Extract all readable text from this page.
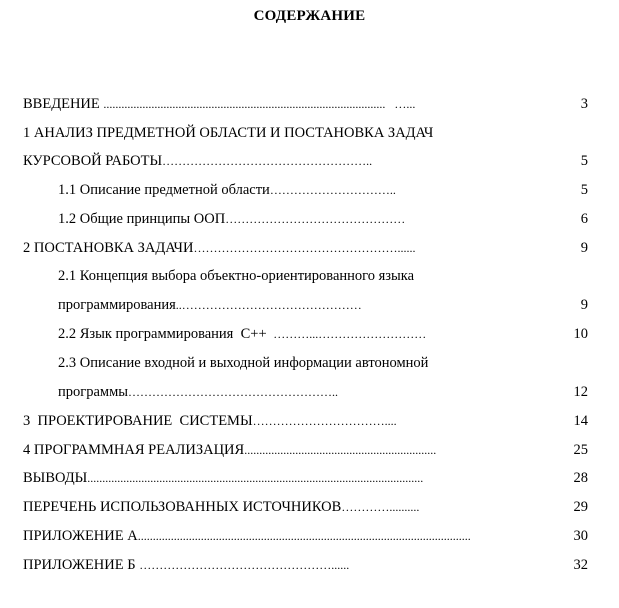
СОДЕРЖАНИЕ
ВВЕДЕНИЕ ..............................................................................................   …...	3
1 АНАЛИЗ ПРЕДМЕТНОЙ ОБЛАСТИ И ПОСТАНОВКА ЗАДАЧ
КУРСОВОЙ РАБОТЫ……………………………………………..	5
1.1 Описание предметной области…………………………..	5
1.2 Общие принципы ООП………………………………………	6
2 ПОСТАНОВКА ЗАДАЧИ……………………………………………......	9
2.1 Концепция выбора объектно-ориентированного языка
программирования..………………………………………	9
2.2 Язык программирования  С++  ………...………………………	10
2.3 Описание входной и выходной информации автономной
программы……………………………………………..	12
3  ПРОЕКТИРОВАНИЕ  СИСТЕМЫ……………………………....	14
4 ПРОГРАММНАЯ РЕАЛИЗАЦИЯ................................................................	25
ВЫВОДЫ................................................................................................................	28
ПЕРЕЧЕНЬ ИСПОЛЬЗОВАННЫХ ИСТОЧНИКОВ…………..........	29
ПРИЛОЖЕНИЕ А...............................................................................................................	30
ПРИЛОЖЕНИЕ Б …………………………………………......	32
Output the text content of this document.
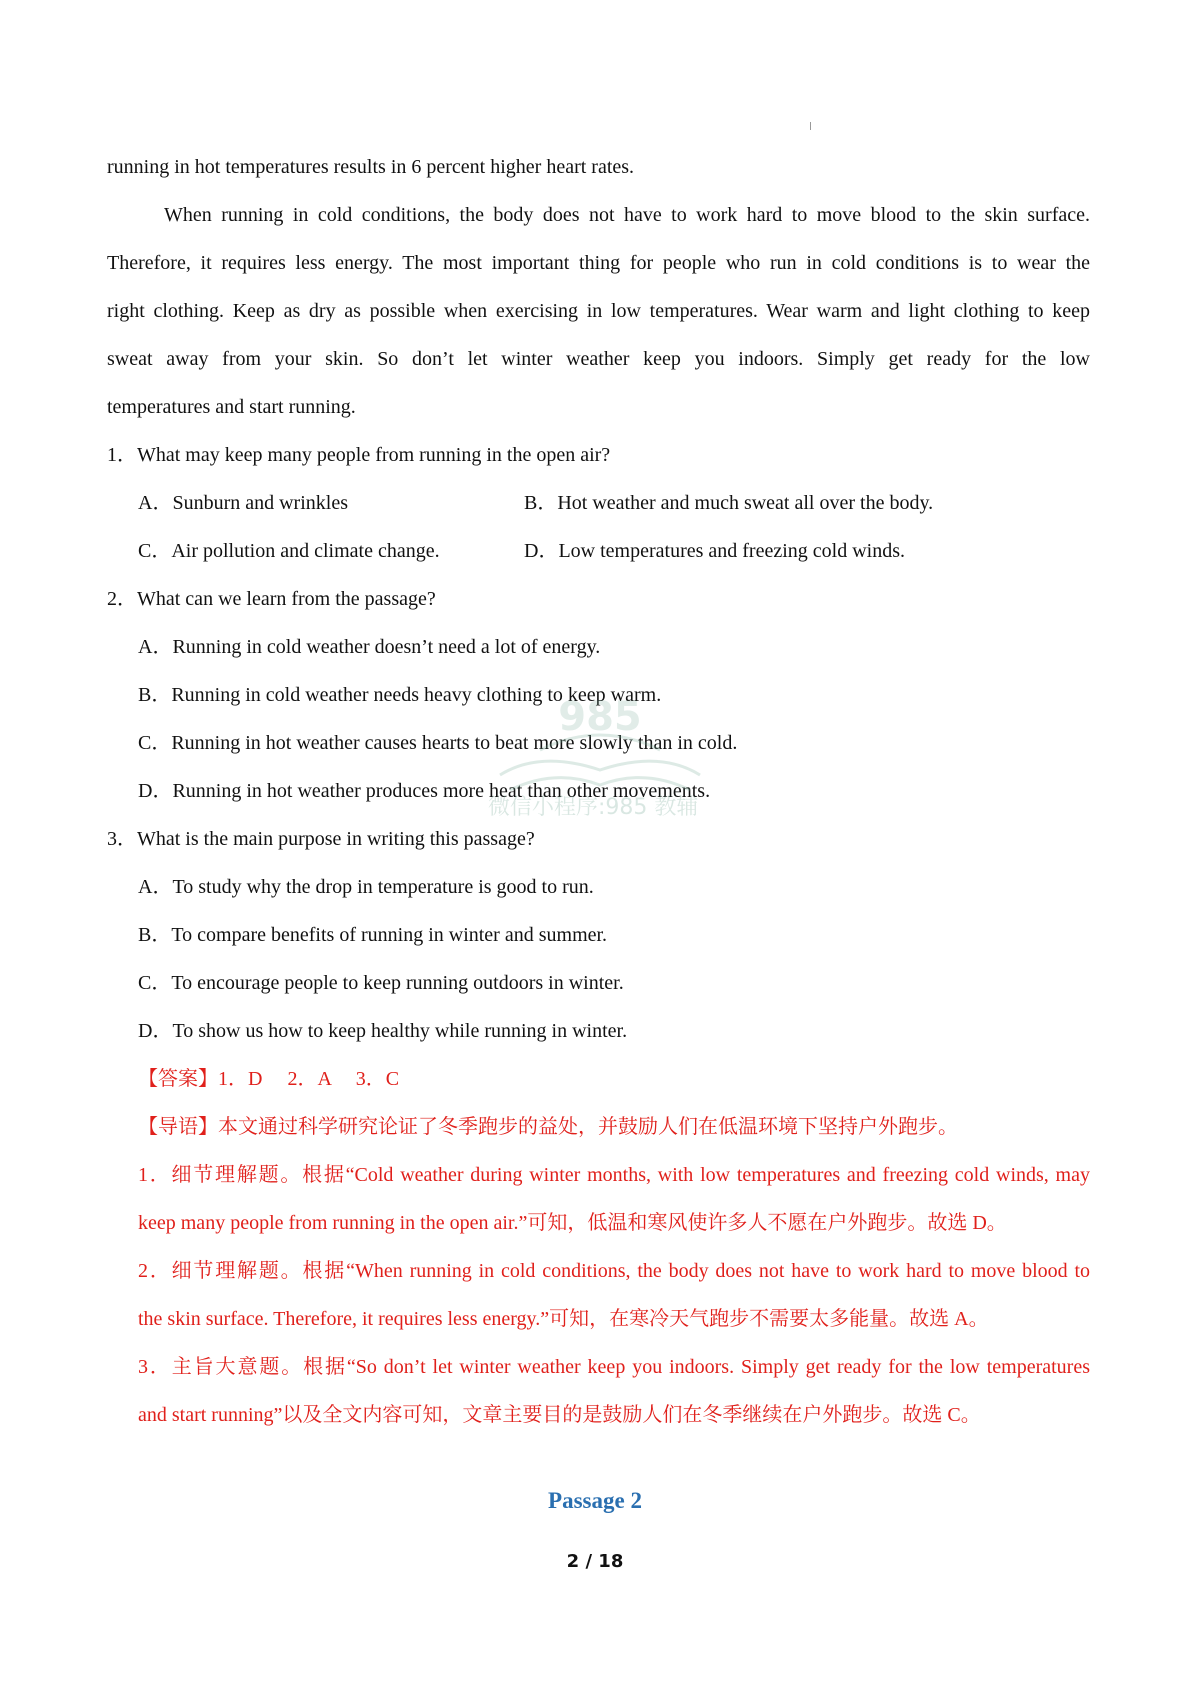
running in hot temperatures results in 6 percent higher heart rates.
When running in cold conditions, the body does not have to work hard to move blood to the skin surface.
Therefore, it requires less energy. The most important thing for people who run in cold conditions is to wear the
right clothing. Keep as dry as possible when exercising in low temperatures. Wear warm and light clothing to keep
sweat away from your skin. So don’t let winter weather keep you indoors. Simply get ready for the low
temperatures and start running.
1．What may keep many people from running in the open air?
A．Sunburn and wrinkles	B．Hot weather and much sweat all over the body.
C．Air pollution and climate change.	D．Low temperatures and freezing cold winds.
2．What can we learn from the passage?
A．Running in cold weather doesn’t need a lot of energy.
B．Running in cold weather needs heavy clothing to keep warm.
C．Running in hot weather causes hearts to beat more slowly than in cold.
D．Running in hot weather produces more heat than other movements.
3．What is the main purpose in writing this passage?
A．To study why the drop in temperature is good to run.
B．To compare benefits of running in winter and summer.
C．To encourage people to keep running outdoors in winter.
D．To show us how to keep healthy while running in winter.
【答案】1．D     2．A     3．C
【导语】本文通过科学研究论证了冬季跑步的益处，并鼓励人们在低温环境下坚持户外跑步。
1．细节理解题。根据“Cold weather during winter months, with low temperatures and freezing cold winds, may
keep many people from running in the open air.”可知，低温和寒风使许多人不愿在户外跑步。故选 D。
2．细节理解题。根据“When running in cold conditions, the body does not have to work hard to move blood to
the skin surface. Therefore, it requires less energy.”可知，在寒冷天气跑步不需要太多能量。故选 A。
3．主旨大意题。根据“So don’t let winter weather keep you indoors. Simply get ready for the low temperatures
and start running”以及全文内容可知，文章主要目的是鼓励人们在冬季继续在户外跑步。故选 C。
985
微信小程序:985 教辅
Passage 2
2 / 18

◇ ◇ ◇

§ **Written instruction**: Every line of the records that includes the word "细节理解题" should be gathered.

§ **Final result**:
1．细节理解题。根据“Cold weather during winter months, with low temperatures and freezing cold winds, may
2．细节理解题。根据“When running in cold conditions, the body does not have to work hard to move blood to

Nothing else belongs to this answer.